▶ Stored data
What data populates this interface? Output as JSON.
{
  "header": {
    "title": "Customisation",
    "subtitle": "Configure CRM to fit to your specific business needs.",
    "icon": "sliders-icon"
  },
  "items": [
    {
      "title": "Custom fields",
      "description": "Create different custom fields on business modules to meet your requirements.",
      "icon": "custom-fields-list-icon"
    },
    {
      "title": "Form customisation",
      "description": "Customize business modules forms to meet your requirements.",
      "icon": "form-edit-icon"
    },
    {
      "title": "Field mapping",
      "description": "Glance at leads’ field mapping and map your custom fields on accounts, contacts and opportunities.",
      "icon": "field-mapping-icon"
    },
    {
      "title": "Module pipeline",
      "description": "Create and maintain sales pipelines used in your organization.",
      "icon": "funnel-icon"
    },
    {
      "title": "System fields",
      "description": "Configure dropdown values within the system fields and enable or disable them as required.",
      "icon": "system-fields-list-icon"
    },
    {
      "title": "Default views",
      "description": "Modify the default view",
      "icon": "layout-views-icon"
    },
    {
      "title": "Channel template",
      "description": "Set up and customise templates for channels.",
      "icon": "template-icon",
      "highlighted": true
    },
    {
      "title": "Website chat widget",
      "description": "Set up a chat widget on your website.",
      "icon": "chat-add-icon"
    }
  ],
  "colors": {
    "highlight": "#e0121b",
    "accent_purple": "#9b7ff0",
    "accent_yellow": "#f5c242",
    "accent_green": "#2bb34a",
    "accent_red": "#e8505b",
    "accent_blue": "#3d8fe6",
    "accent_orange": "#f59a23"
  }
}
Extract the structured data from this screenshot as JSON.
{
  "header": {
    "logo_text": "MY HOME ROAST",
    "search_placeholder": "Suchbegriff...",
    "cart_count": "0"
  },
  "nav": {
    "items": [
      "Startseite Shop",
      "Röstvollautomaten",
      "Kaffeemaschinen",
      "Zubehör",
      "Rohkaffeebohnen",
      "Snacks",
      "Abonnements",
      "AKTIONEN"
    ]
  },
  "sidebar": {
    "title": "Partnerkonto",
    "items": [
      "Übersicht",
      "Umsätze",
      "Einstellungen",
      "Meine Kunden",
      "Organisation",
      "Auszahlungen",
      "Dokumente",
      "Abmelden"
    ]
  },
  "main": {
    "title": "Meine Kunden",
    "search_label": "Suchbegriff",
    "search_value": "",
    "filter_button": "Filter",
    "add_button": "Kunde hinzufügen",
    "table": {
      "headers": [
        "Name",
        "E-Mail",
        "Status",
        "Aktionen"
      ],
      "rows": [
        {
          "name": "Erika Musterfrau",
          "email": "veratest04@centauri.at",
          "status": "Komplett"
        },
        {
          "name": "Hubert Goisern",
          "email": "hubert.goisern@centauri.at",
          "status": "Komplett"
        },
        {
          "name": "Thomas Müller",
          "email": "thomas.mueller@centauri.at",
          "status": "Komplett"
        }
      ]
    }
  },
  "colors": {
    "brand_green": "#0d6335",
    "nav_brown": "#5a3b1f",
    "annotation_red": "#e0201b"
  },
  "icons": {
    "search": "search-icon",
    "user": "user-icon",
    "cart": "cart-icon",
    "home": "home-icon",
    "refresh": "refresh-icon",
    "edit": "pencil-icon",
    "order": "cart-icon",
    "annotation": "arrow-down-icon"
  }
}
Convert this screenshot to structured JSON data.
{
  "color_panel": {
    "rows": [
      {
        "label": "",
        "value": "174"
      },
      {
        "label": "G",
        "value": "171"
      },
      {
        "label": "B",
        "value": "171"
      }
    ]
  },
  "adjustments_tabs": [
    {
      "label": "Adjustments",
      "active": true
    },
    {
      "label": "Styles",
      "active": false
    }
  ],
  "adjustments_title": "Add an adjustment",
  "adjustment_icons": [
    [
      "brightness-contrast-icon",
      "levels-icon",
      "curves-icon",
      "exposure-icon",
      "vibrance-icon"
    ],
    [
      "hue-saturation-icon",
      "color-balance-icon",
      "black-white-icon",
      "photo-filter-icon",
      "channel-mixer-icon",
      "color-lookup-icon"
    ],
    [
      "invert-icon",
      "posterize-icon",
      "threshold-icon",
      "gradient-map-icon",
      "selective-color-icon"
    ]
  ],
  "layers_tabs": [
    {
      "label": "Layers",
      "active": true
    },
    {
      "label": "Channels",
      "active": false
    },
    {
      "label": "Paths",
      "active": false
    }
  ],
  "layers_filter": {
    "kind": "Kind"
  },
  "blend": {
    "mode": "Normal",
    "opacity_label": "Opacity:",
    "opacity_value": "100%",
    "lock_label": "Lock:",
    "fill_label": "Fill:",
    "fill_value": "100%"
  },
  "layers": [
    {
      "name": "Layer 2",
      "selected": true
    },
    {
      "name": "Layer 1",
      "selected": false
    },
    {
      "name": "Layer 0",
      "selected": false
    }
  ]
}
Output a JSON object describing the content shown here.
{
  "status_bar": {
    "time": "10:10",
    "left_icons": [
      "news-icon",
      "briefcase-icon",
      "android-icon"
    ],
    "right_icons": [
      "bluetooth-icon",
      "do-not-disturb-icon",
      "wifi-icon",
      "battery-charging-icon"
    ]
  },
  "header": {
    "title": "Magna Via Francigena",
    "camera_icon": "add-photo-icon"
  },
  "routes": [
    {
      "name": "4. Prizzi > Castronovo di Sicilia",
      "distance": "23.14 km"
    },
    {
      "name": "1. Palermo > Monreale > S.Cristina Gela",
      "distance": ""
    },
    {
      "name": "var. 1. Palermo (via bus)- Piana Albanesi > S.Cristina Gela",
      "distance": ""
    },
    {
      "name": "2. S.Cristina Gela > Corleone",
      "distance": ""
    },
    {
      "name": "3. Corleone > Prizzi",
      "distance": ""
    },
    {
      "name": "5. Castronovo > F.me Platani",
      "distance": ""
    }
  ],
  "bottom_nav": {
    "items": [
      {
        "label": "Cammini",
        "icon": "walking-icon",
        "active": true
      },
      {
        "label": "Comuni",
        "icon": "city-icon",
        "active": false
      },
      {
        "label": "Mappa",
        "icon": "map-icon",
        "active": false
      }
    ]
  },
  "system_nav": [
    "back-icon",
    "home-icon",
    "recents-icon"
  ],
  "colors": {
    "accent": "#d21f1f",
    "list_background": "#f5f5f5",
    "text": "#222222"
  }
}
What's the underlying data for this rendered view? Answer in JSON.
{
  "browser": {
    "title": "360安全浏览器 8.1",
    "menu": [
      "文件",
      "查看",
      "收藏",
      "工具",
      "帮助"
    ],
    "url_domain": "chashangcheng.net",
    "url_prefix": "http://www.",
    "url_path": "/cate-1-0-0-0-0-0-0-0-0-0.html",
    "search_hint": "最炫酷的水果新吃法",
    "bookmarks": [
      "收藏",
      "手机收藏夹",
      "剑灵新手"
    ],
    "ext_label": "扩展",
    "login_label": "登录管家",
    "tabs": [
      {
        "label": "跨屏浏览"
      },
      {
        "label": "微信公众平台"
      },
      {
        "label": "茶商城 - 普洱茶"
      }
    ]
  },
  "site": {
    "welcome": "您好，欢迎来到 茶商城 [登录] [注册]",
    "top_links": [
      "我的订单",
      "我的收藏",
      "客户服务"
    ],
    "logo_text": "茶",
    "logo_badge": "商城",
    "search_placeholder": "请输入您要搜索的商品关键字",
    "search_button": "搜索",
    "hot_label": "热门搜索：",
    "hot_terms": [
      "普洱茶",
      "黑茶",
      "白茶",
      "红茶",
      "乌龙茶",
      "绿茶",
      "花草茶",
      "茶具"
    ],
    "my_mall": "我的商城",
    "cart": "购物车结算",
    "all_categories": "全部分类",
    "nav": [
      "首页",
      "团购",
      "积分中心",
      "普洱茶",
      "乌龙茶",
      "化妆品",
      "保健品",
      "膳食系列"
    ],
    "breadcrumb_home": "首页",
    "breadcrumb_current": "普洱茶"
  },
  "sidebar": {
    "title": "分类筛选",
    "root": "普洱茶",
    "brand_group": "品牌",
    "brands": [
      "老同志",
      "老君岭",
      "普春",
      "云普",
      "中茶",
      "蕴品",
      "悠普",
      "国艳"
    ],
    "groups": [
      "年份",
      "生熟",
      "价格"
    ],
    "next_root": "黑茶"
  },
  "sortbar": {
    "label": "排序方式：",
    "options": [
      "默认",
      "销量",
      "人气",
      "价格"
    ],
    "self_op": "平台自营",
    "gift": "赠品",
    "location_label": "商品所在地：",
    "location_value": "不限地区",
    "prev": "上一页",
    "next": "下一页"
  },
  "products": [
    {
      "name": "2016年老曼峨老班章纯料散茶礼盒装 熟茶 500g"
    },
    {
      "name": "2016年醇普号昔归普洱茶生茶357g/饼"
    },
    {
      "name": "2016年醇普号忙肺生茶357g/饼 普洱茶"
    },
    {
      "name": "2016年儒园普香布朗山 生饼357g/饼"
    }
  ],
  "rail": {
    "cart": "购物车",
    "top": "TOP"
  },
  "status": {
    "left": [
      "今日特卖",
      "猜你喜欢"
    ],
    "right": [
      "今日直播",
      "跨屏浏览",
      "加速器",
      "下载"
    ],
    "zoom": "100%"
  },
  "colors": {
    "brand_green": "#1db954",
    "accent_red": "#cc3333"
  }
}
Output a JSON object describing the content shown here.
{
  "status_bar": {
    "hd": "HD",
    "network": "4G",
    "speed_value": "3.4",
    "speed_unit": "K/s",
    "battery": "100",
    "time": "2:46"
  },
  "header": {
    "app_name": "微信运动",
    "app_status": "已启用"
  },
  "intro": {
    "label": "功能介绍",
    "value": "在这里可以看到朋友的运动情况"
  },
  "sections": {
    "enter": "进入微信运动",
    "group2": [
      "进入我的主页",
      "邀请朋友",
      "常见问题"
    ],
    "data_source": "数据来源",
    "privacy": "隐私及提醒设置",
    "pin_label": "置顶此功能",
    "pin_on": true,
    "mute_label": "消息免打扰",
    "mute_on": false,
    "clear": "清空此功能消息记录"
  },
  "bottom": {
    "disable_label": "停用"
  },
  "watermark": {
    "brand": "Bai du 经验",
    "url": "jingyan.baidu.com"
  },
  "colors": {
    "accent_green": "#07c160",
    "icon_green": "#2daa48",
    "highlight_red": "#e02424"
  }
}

▶ EXERCISE DETAILS
In the data above, count the lines where the word "Gela" appears; reply with the number only.

▶ FULL SOLUTION
3